Problem to solve: The entries below should be given again exactly, minus their pictures.

BEGIN Records supplied

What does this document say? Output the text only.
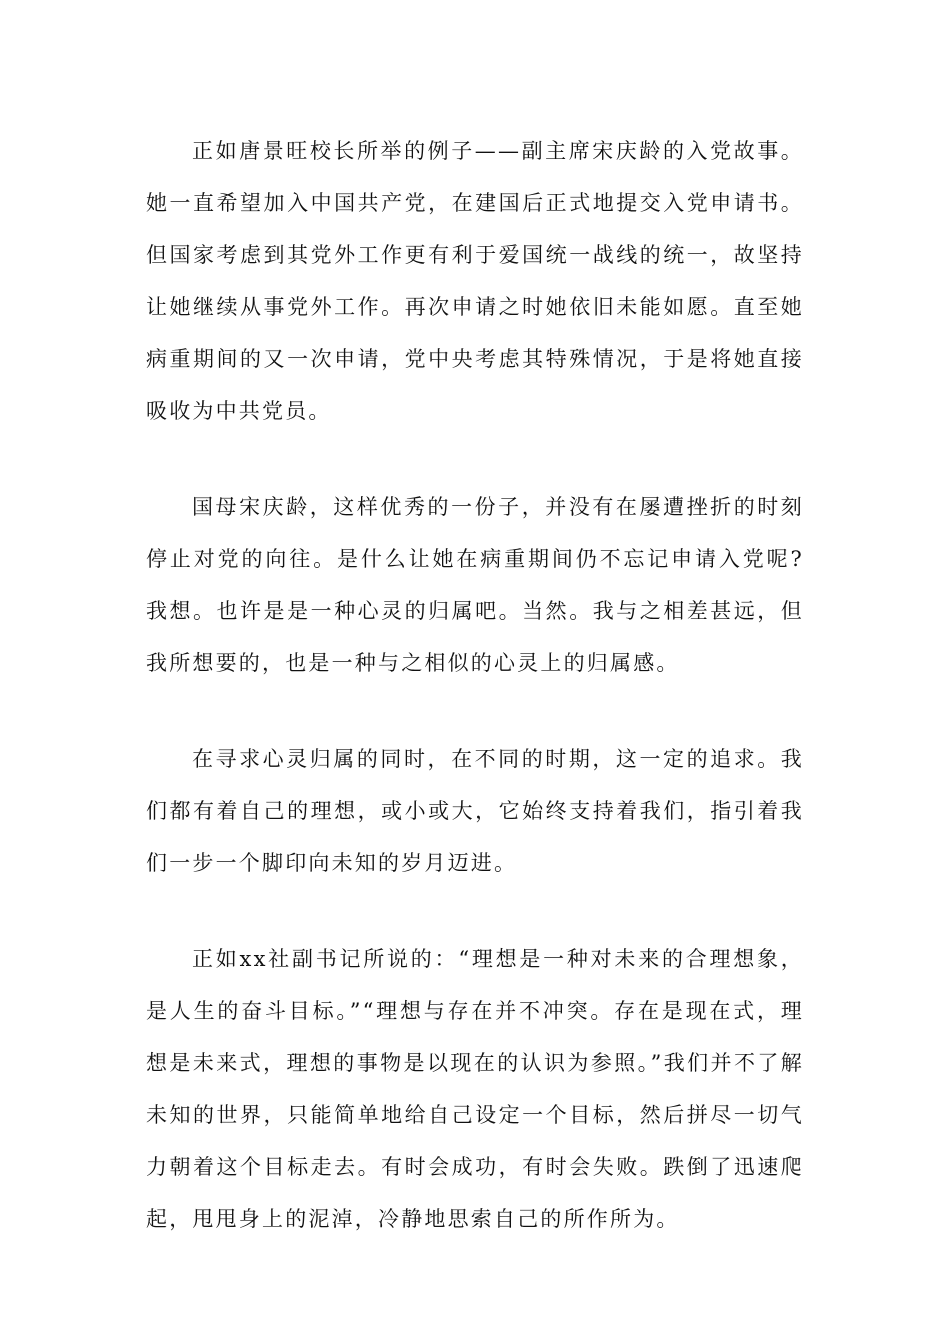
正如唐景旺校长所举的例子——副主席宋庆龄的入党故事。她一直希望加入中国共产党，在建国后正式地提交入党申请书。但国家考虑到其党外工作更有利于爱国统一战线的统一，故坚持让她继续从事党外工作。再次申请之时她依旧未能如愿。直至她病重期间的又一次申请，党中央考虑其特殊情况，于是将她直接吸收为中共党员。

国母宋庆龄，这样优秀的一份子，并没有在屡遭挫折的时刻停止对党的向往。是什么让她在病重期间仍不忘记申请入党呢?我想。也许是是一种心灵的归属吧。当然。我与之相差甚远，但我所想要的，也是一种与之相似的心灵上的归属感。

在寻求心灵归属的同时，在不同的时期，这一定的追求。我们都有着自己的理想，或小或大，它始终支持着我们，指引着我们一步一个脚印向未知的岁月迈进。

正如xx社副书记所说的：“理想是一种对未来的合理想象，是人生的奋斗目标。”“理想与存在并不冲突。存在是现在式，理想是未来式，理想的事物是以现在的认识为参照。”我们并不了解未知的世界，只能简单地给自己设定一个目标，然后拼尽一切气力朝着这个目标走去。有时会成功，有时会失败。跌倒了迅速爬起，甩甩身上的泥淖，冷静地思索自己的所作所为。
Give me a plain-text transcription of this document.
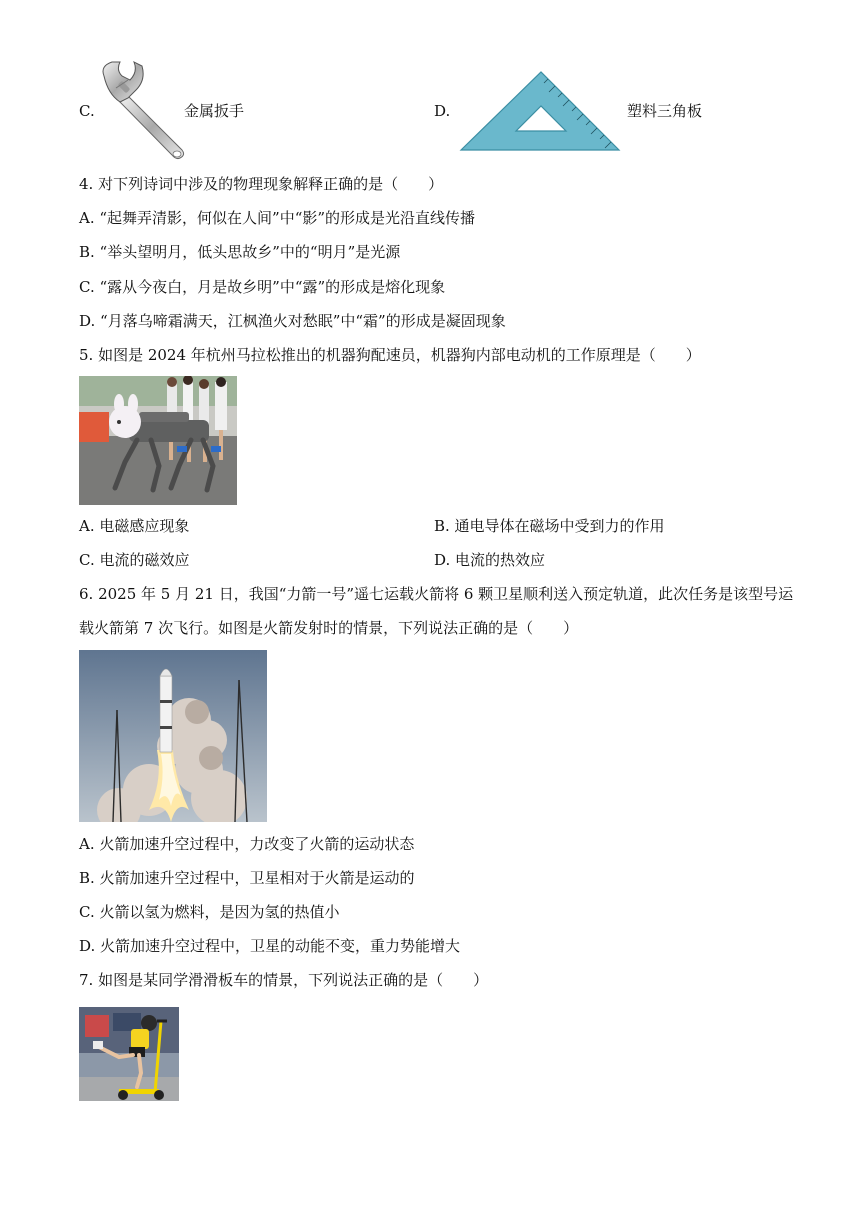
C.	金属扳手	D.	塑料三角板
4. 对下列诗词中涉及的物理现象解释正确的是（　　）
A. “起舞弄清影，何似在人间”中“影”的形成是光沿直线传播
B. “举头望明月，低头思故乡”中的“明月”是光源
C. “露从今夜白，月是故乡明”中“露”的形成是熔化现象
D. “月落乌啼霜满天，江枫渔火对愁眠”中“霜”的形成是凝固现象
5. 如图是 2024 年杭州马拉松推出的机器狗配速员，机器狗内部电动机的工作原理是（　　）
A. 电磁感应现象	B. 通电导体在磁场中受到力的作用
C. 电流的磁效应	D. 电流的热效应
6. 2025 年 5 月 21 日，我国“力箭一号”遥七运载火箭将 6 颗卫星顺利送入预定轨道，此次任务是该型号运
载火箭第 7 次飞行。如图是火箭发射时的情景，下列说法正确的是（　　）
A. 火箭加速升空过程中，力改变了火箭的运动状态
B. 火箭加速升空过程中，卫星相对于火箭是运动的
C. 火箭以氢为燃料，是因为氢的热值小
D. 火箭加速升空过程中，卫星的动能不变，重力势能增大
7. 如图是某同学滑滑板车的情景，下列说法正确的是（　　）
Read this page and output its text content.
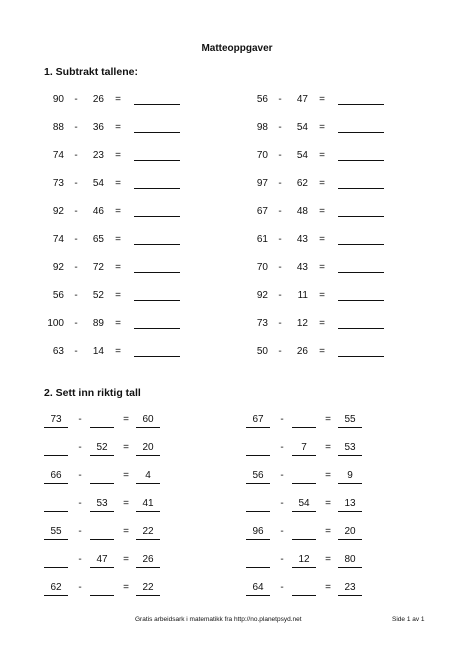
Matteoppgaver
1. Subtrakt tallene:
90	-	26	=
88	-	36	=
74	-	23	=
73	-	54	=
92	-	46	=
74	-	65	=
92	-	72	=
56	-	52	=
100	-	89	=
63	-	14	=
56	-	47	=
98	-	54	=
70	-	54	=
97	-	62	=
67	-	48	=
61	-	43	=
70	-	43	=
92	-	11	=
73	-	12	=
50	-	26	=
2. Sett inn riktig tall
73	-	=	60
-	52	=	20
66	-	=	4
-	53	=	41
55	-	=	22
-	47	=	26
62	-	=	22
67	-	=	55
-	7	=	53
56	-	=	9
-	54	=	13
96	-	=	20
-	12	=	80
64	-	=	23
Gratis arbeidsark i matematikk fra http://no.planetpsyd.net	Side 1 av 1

END Records supplied

Full answer:
What does this document say? Output the text only.
正如唐景旺校长所举的例子——副主席宋庆龄的入党故事。她一直希望加入中国共产党，在建国后正式地提交入党申请书。但国家考虑到其党外工作更有利于爱国统一战线的统一，故坚持让她继续从事党外工作。再次申请之时她依旧未能如愿。直至她病重期间的又一次申请，党中央考虑其特殊情况，于是将她直接吸收为中共党员。

国母宋庆龄，这样优秀的一份子，并没有在屡遭挫折的时刻停止对党的向往。是什么让她在病重期间仍不忘记申请入党呢?我想。也许是是一种心灵的归属吧。当然。我与之相差甚远，但我所想要的，也是一种与之相似的心灵上的归属感。

在寻求心灵归属的同时，在不同的时期，这一定的追求。我们都有着自己的理想，或小或大，它始终支持着我们，指引着我们一步一个脚印向未知的岁月迈进。

正如xx社副书记所说的：“理想是一种对未来的合理想象，是人生的奋斗目标。”“理想与存在并不冲突。存在是现在式，理想是未来式，理想的事物是以现在的认识为参照。”我们并不了解未知的世界，只能简单地给自己设定一个目标，然后拼尽一切气力朝着这个目标走去。有时会成功，有时会失败。跌倒了迅速爬起，甩甩身上的泥淖，冷静地思索自己的所作所为。
Give me a plain-text transcription of this document.
C.	金属扳手	D.	塑料三角板
4. 对下列诗词中涉及的物理现象解释正确的是（　　）
A. “起舞弄清影，何似在人间”中“影”的形成是光沿直线传播
B. “举头望明月，低头思故乡”中的“明月”是光源
C. “露从今夜白，月是故乡明”中“露”的形成是熔化现象
D. “月落乌啼霜满天，江枫渔火对愁眠”中“霜”的形成是凝固现象
5. 如图是 2024 年杭州马拉松推出的机器狗配速员，机器狗内部电动机的工作原理是（　　）
A. 电磁感应现象	B. 通电导体在磁场中受到力的作用
C. 电流的磁效应	D. 电流的热效应
6. 2025 年 5 月 21 日，我国“力箭一号”遥七运载火箭将 6 颗卫星顺利送入预定轨道，此次任务是该型号运
载火箭第 7 次飞行。如图是火箭发射时的情景，下列说法正确的是（　　）
A. 火箭加速升空过程中，力改变了火箭的运动状态
B. 火箭加速升空过程中，卫星相对于火箭是运动的
C. 火箭以氢为燃料，是因为氢的热值小
D. 火箭加速升空过程中，卫星的动能不变，重力势能增大
7. 如图是某同学滑滑板车的情景，下列说法正确的是（　　）
Read this page and output its text content.
Matteoppgaver
1. Subtrakt tallene:
90	-	26	=
88	-	36	=
74	-	23	=
73	-	54	=
92	-	46	=
74	-	65	=
92	-	72	=
56	-	52	=
100	-	89	=
63	-	14	=
56	-	47	=
98	-	54	=
70	-	54	=
97	-	62	=
67	-	48	=
61	-	43	=
70	-	43	=
92	-	11	=
73	-	12	=
50	-	26	=
2. Sett inn riktig tall
73	-	=	60
-	52	=	20
66	-	=	4
-	53	=	41
55	-	=	22
-	47	=	26
62	-	=	22
67	-	=	55
-	7	=	53
56	-	=	9
-	54	=	13
96	-	=	20
-	12	=	80
64	-	=	23
Gratis arbeidsark i matematikk fra http://no.planetpsyd.net	Side 1 av 1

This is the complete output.